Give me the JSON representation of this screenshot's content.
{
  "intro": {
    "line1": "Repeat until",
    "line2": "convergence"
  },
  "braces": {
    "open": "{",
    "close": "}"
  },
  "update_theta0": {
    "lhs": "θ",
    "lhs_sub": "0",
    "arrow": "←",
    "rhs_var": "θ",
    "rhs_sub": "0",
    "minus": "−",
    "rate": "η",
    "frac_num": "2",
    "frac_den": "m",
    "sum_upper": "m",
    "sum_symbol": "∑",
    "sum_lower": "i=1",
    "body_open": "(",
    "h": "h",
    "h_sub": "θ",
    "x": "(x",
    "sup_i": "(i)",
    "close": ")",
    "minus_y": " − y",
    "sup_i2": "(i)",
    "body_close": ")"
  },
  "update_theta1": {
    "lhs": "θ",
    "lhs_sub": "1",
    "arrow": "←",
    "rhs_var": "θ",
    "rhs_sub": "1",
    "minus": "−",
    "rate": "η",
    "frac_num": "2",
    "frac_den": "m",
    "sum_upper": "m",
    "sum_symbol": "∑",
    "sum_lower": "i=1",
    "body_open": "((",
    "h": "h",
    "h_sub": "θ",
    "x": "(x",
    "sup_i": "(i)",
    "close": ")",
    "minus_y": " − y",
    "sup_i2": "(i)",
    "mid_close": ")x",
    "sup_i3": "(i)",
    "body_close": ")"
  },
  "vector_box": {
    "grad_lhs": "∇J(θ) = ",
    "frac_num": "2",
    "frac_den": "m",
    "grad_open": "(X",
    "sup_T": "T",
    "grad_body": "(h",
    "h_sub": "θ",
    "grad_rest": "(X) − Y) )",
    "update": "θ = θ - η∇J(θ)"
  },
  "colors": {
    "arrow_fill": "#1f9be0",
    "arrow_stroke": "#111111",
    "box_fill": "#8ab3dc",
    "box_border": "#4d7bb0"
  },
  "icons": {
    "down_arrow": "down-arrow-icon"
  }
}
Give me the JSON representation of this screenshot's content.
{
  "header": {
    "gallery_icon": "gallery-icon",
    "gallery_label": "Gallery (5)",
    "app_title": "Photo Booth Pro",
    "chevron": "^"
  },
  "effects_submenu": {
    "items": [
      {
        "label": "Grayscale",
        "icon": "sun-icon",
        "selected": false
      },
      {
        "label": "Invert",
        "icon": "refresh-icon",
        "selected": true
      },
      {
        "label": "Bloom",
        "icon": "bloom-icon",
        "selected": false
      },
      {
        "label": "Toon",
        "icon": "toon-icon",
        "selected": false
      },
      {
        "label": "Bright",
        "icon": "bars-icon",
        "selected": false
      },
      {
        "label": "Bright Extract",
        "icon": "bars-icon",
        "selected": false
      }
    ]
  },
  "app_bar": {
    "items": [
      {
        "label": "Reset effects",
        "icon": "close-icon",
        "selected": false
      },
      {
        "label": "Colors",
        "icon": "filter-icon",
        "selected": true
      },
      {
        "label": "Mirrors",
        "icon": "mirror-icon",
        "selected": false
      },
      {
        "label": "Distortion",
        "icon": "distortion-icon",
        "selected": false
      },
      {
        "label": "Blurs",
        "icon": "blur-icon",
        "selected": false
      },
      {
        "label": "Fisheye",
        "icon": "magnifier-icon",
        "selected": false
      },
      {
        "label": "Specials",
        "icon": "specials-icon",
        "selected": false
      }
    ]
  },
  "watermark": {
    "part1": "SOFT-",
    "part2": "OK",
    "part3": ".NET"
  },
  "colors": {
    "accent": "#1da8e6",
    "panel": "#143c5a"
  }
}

*The request*. Make an exact copy of all the data.

*Solution*.
Give me the JSON representation of this screenshot's content.
{
  "intro": {
    "line1": "Repeat until",
    "line2": "convergence"
  },
  "braces": {
    "open": "{",
    "close": "}"
  },
  "update_theta0": {
    "lhs": "θ",
    "lhs_sub": "0",
    "arrow": "←",
    "rhs_var": "θ",
    "rhs_sub": "0",
    "minus": "−",
    "rate": "η",
    "frac_num": "2",
    "frac_den": "m",
    "sum_upper": "m",
    "sum_symbol": "∑",
    "sum_lower": "i=1",
    "body_open": "(",
    "h": "h",
    "h_sub": "θ",
    "x": "(x",
    "sup_i": "(i)",
    "close": ")",
    "minus_y": " − y",
    "sup_i2": "(i)",
    "body_close": ")"
  },
  "update_theta1": {
    "lhs": "θ",
    "lhs_sub": "1",
    "arrow": "←",
    "rhs_var": "θ",
    "rhs_sub": "1",
    "minus": "−",
    "rate": "η",
    "frac_num": "2",
    "frac_den": "m",
    "sum_upper": "m",
    "sum_symbol": "∑",
    "sum_lower": "i=1",
    "body_open": "((",
    "h": "h",
    "h_sub": "θ",
    "x": "(x",
    "sup_i": "(i)",
    "close": ")",
    "minus_y": " − y",
    "sup_i2": "(i)",
    "mid_close": ")x",
    "sup_i3": "(i)",
    "body_close": ")"
  },
  "vector_box": {
    "grad_lhs": "∇J(θ) = ",
    "frac_num": "2",
    "frac_den": "m",
    "grad_open": "(X",
    "sup_T": "T",
    "grad_body": "(h",
    "h_sub": "θ",
    "grad_rest": "(X) − Y) )",
    "update": "θ = θ - η∇J(θ)"
  },
  "colors": {
    "arrow_fill": "#1f9be0",
    "arrow_stroke": "#111111",
    "box_fill": "#8ab3dc",
    "box_border": "#4d7bb0"
  },
  "icons": {
    "down_arrow": "down-arrow-icon"
  }
}
Give me the JSON representation of this screenshot's content.
{
  "header": {
    "gallery_icon": "gallery-icon",
    "gallery_label": "Gallery (5)",
    "app_title": "Photo Booth Pro",
    "chevron": "^"
  },
  "effects_submenu": {
    "items": [
      {
        "label": "Grayscale",
        "icon": "sun-icon",
        "selected": false
      },
      {
        "label": "Invert",
        "icon": "refresh-icon",
        "selected": true
      },
      {
        "label": "Bloom",
        "icon": "bloom-icon",
        "selected": false
      },
      {
        "label": "Toon",
        "icon": "toon-icon",
        "selected": false
      },
      {
        "label": "Bright",
        "icon": "bars-icon",
        "selected": false
      },
      {
        "label": "Bright Extract",
        "icon": "bars-icon",
        "selected": false
      }
    ]
  },
  "app_bar": {
    "items": [
      {
        "label": "Reset effects",
        "icon": "close-icon",
        "selected": false
      },
      {
        "label": "Colors",
        "icon": "filter-icon",
        "selected": true
      },
      {
        "label": "Mirrors",
        "icon": "mirror-icon",
        "selected": false
      },
      {
        "label": "Distortion",
        "icon": "distortion-icon",
        "selected": false
      },
      {
        "label": "Blurs",
        "icon": "blur-icon",
        "selected": false
      },
      {
        "label": "Fisheye",
        "icon": "magnifier-icon",
        "selected": false
      },
      {
        "label": "Specials",
        "icon": "specials-icon",
        "selected": false
      }
    ]
  },
  "watermark": {
    "part1": "SOFT-",
    "part2": "OK",
    "part3": ".NET"
  },
  "colors": {
    "accent": "#1da8e6",
    "panel": "#143c5a"
  }
}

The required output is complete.